Microphthalmia-transcription factor E (MiT/TFE) subfamily of basic helix-loop-helix transcription factors bind similar CLEAR sequences
TFEB overexpression in HeLa cells upregulated lysosomal gene expression
TFEB regulates lysosomal/autophagy gene expression
Describe how TFEB is regulated by phosphorylation including the mammalian target of Rapamycin complex 1 (mTORC1)
mTORC1 is a rapamycin-sensitive multi-subunit protein complex that contains the PI3K-related kinase mTOR
Active mTor is associated primarily with the lysosome membrane
In the presence of nutrients, mTOR is active and associated with the lysosome. It is a serine/threonine kinase - phosphorylates TFEB which inactivates it. TFEB then binds the chaperone 14-3-3 – doesn’t go to the nucleus, you don’t get any transcription. When there is stress/lack of nutrients mTOR is released from the lysosome surface, it becomes inactive, TFEB can be dephosphorylated by the phosphatase calcineurin where it can then translocate to the nucleus and induce lysosomal/autophagic gene expression.
Explain how mTORC1 Activation on the Lysosome is related to the nutritional status of the Cell
Absence of amino acids Rag GTPases are inactive
mTORC1 is in cytoplasm (inactive)
In the presence of amino acids Rag GTPases are active
Rag recruits mTORC1
Insulin dissociates tuberous sclerosis complex (TSC)
Rheb binds GTP and activates mTORC1
Following on from previous slide active mTOR phosphorylates TFEB inactivating it, reducing lysosomal and autophagy gene expression
The take home message here is that there is a variety of complexes on the extracellular side of the lysosomal limiting membrane which signals to the cell about the nutritional status. Plenty of ‘food’ mTOR is located to the surface of the lysosome where it in activated. Under stress or starvation mTORC1 complex is cytoplasmic and therefore inactive.

**PROBLEMS TO WORK ON**
- a) Based on the notes on TFEB and mTORC1, answer yes or no to each statement and quote the words that decide it: (i) calcineurin dephosphorylates TFEB; (ii) without amino acids, mTORC1 stays on the lysosome surface; (iii) after TFEB binds the chaperone 14-3-3, it does not go to the nucleus.
- b) Carry on the notes on TFEB and mTORC1 from the point where they stop.

Document understanding data
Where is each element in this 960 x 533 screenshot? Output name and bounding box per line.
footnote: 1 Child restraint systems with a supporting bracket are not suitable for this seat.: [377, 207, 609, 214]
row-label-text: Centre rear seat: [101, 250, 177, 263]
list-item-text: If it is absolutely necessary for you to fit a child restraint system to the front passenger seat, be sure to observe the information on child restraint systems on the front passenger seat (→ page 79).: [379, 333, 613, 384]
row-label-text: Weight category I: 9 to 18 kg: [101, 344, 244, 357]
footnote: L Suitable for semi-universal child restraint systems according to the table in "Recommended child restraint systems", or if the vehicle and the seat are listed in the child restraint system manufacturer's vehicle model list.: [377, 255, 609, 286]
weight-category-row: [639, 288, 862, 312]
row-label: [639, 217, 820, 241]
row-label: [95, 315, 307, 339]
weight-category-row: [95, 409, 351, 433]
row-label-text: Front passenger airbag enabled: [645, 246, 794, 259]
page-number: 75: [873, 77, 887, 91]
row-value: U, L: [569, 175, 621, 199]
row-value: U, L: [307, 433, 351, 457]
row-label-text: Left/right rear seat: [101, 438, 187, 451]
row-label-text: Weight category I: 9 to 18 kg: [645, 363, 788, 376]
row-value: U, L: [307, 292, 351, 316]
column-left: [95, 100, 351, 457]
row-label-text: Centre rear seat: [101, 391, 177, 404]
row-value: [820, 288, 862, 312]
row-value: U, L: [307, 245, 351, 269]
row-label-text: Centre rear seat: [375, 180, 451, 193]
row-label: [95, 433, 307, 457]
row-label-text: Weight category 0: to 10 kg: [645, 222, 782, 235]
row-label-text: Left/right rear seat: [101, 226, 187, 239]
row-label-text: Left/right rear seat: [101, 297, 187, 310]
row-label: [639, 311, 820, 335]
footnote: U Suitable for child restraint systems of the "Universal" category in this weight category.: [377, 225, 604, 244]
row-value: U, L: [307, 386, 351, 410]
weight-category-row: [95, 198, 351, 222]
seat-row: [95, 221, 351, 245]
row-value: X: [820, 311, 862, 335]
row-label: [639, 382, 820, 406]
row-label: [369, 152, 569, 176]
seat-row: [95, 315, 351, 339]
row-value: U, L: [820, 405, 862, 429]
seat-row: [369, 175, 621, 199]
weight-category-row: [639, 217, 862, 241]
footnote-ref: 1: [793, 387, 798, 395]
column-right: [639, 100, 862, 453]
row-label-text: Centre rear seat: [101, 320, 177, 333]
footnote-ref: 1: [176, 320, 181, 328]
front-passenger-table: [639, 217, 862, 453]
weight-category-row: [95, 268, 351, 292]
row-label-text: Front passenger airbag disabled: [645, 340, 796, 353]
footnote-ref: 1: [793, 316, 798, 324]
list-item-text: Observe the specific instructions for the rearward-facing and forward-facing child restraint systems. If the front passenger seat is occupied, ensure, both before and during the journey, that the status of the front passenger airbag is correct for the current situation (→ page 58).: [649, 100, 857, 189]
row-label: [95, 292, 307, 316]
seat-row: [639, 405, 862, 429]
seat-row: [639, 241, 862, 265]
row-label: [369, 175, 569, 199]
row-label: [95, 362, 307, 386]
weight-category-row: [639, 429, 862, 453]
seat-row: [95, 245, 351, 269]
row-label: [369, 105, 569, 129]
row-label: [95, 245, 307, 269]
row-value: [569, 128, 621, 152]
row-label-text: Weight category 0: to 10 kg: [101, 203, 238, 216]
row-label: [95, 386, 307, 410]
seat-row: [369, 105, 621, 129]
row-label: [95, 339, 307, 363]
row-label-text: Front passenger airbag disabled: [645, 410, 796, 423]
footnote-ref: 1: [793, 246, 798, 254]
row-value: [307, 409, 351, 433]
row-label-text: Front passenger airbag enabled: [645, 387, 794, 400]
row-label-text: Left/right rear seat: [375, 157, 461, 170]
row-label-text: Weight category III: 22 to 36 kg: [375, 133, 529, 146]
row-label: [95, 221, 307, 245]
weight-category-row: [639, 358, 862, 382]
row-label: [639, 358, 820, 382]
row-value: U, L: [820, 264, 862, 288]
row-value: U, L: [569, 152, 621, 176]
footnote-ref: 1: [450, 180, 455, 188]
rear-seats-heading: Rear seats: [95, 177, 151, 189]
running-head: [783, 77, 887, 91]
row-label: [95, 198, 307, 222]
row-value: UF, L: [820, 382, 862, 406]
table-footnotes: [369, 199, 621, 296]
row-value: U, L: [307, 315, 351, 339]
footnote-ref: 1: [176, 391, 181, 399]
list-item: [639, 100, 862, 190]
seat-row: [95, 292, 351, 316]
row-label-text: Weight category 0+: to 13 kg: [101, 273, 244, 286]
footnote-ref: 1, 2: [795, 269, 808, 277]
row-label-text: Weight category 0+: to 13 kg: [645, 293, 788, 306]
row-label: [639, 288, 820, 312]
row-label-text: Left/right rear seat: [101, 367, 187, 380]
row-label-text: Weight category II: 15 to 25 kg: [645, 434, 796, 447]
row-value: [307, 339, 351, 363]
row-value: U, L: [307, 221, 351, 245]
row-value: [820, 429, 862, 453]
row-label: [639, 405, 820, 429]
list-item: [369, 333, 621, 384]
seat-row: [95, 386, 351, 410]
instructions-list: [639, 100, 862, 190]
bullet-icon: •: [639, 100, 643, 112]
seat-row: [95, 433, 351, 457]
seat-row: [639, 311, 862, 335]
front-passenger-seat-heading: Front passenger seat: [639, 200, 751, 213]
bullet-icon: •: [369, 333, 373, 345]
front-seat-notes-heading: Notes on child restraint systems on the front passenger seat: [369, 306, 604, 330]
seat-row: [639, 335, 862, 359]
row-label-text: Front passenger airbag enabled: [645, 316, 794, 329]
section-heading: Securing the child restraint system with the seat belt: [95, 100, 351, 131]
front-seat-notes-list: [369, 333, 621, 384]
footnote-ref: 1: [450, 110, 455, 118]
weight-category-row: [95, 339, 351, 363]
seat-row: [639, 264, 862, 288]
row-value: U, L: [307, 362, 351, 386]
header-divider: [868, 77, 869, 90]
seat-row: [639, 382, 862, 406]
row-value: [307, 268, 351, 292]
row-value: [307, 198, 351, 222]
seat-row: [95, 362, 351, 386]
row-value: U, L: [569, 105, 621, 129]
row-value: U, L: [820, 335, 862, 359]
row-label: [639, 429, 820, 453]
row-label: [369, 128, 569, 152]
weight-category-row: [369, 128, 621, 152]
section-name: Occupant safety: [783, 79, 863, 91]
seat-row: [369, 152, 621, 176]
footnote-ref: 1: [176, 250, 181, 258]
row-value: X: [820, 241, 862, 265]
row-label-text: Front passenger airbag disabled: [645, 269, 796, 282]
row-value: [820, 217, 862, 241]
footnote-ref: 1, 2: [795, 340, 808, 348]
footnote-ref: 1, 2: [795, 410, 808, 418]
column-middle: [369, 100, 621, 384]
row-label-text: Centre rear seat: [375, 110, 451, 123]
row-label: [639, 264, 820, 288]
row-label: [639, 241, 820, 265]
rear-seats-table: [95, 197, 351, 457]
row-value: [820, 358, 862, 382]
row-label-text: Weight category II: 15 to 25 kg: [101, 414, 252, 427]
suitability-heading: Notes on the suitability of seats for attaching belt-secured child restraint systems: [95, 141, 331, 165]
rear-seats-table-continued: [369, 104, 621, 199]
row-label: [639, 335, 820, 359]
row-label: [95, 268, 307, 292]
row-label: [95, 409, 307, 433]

**ANSWERS FOR THE TASKS**
- a)
(i) Yes: "TFEB can be dephosphorylated by the phosphatase calcineurin"
(ii) No: "mTORC1 is in cytoplasm (inactive)"
(iii) Yes: "TFEB then binds the chaperone 14-3-3 – doesn’t go to the nucleus"

- b)
Explain how mTOR is a key kinase at the lysosomal membrane regulating autophagy
mTOR phosphorylates ULK1 and ATG13 in the presence of growth factors and nutrients. Thereby preventing phagophore formation. Under starvation/stress mTOR is not activated and furthermore AMPK will phosphorylate mTOR inhibiting it. Inhibiting mTOR leads to dephosphorylation of ATG13 and ULK1 leading to PAS formation and subsequent autophagosome formation.
Explain how mTORC1 Regulates Autophagy AND Autophagy/lysosomal gene transcription
mTOR released from lysosome and inactive
TFEB is not-phosphorylated - lysosome/autophagy gene transcription is upregulated
ULK1 complex is not phosphorylated and autophagy is induced
mTOR lysosome associated and active
TFEB is phosphorylated - lysosome/autophagy gene transcription reduced
ULK1 complex is phosphorylated and autophagy is inhibited
Explain the mitochondrial-lysosomal axis theory of Ageing
‘Old’ mitochondria create more ROS and eventually oxidative stress
H2O2 enters the lysosome and redox-active iron creates hydroxyl radicals which damages macromolecules leading to an accumulation of lipofuscin (which is undigestible)
Undigestible lipofuscin leads to a loss of lysosomal activity i.e. LYSOSOMES AGE!